What to produce: State how many lines hold the string "بقوله". Give the number and nothing else.

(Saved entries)

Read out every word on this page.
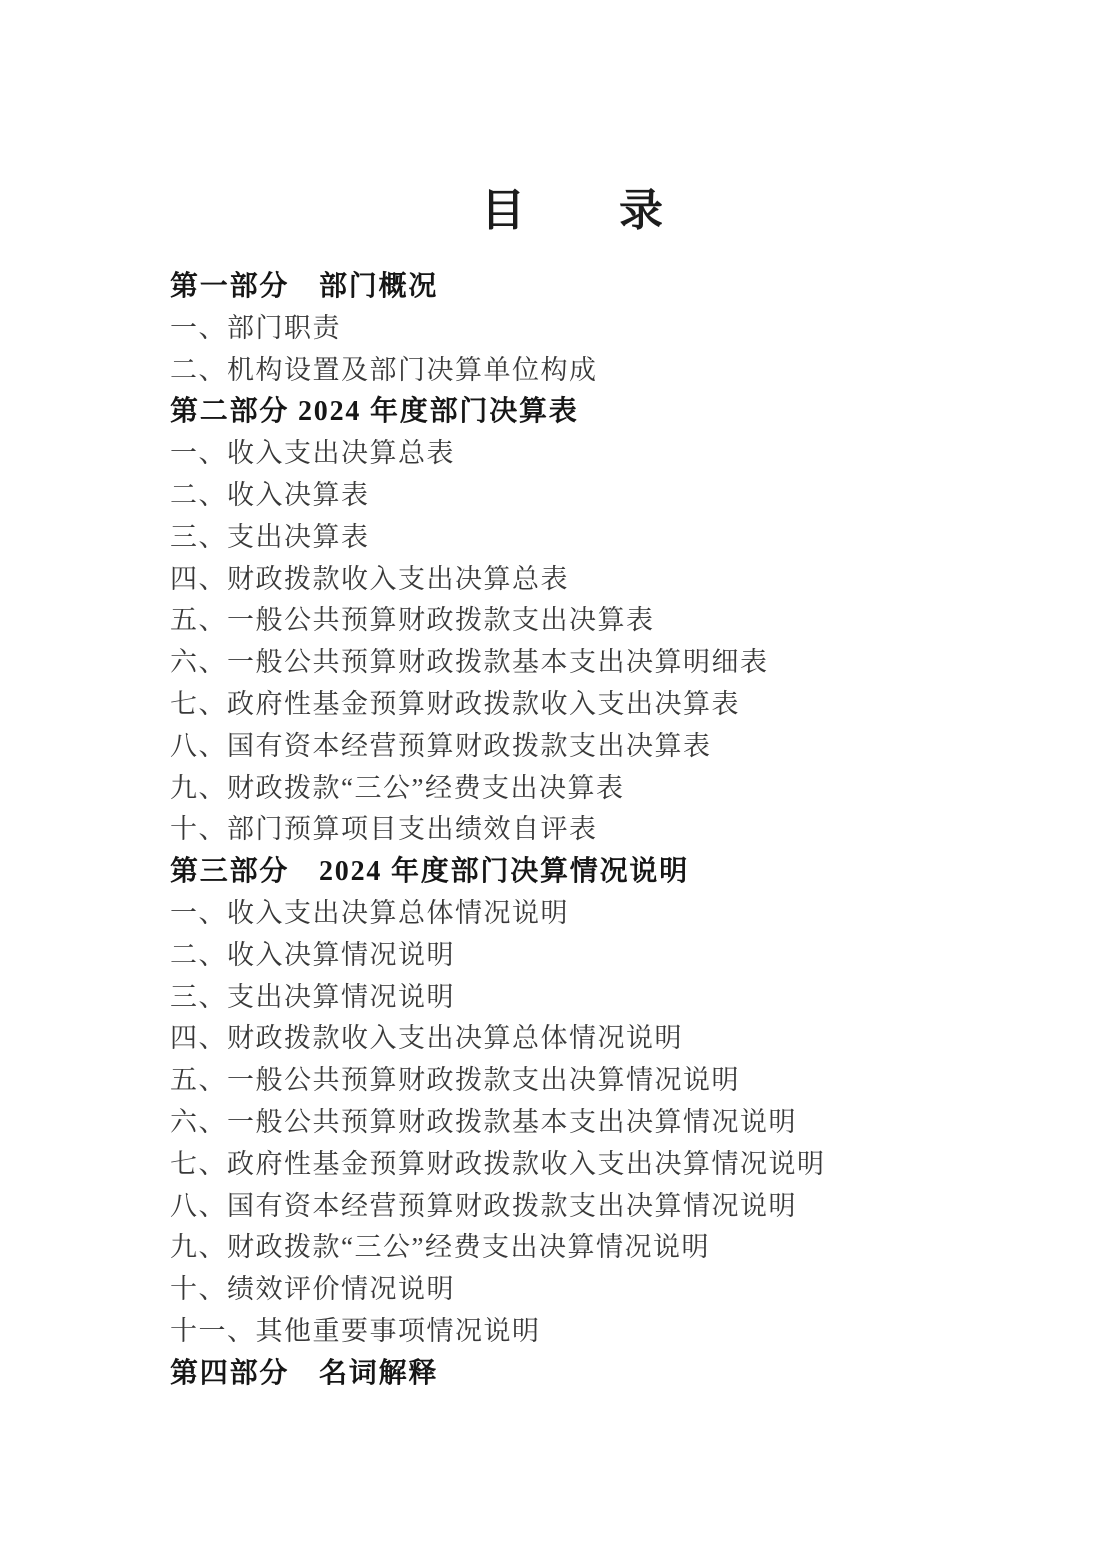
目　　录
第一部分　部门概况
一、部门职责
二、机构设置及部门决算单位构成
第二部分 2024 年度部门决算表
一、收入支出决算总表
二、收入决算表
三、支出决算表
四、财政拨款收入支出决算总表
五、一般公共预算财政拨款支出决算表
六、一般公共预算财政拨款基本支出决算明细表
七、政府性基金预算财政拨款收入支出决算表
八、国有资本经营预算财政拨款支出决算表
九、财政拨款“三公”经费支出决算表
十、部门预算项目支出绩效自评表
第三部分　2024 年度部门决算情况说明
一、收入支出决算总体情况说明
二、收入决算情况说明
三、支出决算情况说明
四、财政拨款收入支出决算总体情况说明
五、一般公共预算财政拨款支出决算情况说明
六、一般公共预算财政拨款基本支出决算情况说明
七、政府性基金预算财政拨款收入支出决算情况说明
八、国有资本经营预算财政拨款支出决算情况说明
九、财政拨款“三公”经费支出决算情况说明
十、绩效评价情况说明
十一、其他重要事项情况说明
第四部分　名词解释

* * *

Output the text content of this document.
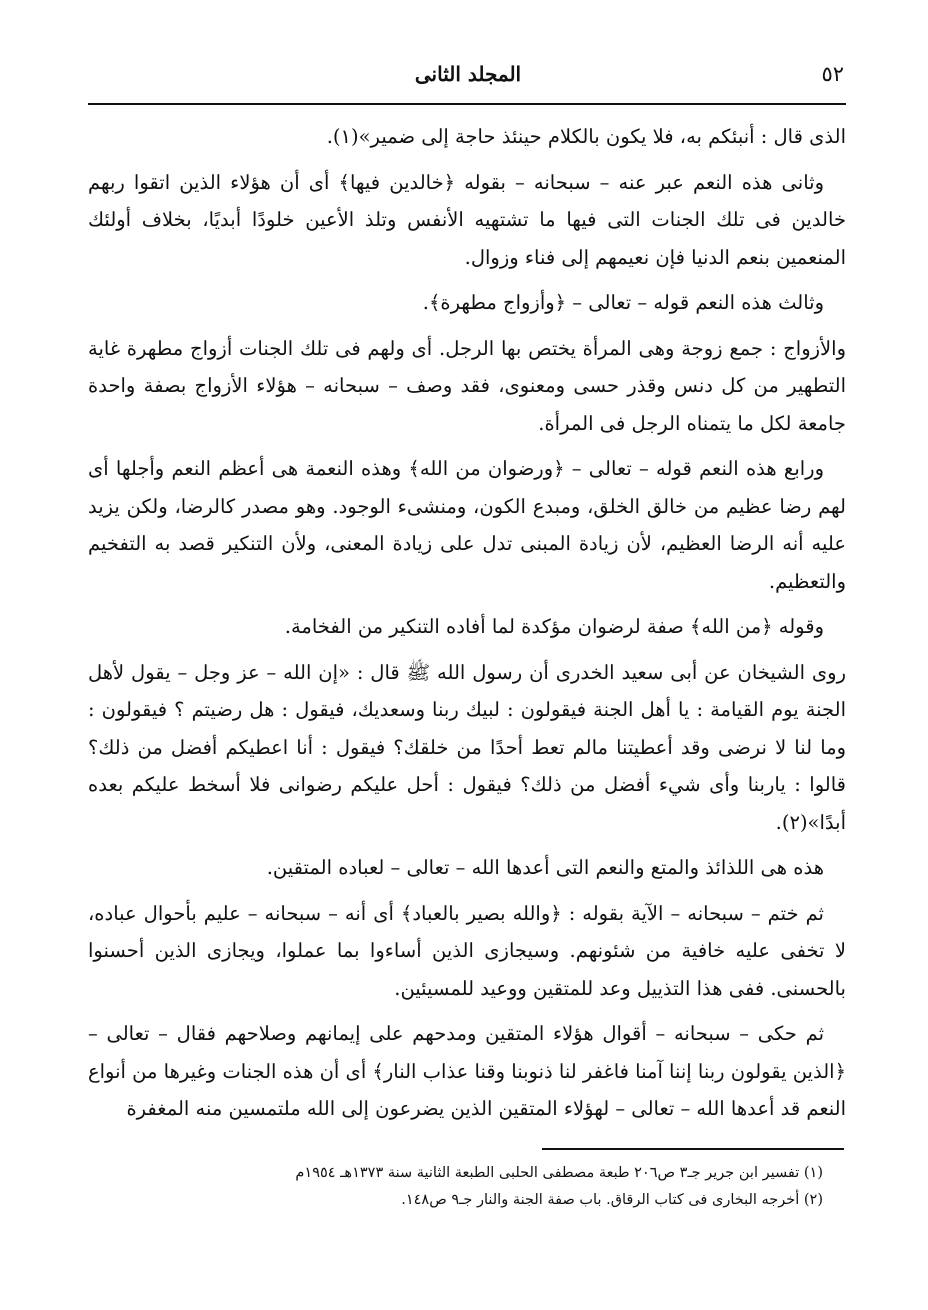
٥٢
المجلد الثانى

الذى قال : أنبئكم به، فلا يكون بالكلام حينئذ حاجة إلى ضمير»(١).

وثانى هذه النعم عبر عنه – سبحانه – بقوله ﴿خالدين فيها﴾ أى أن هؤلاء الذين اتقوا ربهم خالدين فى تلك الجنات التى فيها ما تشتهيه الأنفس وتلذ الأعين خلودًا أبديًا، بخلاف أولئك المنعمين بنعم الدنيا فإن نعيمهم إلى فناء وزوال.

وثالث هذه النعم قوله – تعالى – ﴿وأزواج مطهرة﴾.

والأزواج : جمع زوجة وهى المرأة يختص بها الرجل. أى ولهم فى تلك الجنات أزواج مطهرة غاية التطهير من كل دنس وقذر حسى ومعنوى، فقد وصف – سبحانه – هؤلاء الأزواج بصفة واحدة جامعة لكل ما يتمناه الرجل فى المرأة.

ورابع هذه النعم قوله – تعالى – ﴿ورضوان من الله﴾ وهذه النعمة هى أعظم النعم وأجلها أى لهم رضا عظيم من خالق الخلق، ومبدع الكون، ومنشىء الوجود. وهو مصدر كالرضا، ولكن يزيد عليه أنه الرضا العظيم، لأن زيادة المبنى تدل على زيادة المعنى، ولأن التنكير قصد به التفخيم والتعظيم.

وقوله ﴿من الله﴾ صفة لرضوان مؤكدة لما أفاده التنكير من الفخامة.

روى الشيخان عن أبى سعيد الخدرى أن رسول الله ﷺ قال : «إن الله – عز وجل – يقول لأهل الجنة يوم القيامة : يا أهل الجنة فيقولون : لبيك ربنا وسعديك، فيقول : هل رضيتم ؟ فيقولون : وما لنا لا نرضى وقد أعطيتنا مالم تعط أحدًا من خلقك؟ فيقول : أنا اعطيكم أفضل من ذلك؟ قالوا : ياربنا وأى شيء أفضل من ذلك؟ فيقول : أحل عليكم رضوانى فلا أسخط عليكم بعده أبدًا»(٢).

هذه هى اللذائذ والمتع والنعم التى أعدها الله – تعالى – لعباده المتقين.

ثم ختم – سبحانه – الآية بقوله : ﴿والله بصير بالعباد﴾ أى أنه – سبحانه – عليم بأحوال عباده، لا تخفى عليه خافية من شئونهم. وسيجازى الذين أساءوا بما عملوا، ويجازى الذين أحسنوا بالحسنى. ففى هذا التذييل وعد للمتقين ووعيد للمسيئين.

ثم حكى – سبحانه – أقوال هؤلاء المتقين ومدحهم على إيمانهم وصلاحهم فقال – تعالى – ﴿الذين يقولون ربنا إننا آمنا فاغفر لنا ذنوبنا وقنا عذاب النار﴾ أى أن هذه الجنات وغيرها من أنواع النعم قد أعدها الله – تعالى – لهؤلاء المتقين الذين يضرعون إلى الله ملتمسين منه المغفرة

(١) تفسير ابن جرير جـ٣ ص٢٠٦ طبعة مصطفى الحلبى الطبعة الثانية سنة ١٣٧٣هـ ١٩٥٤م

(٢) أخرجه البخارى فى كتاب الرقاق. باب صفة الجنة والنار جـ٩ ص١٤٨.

Result of this exercise: 2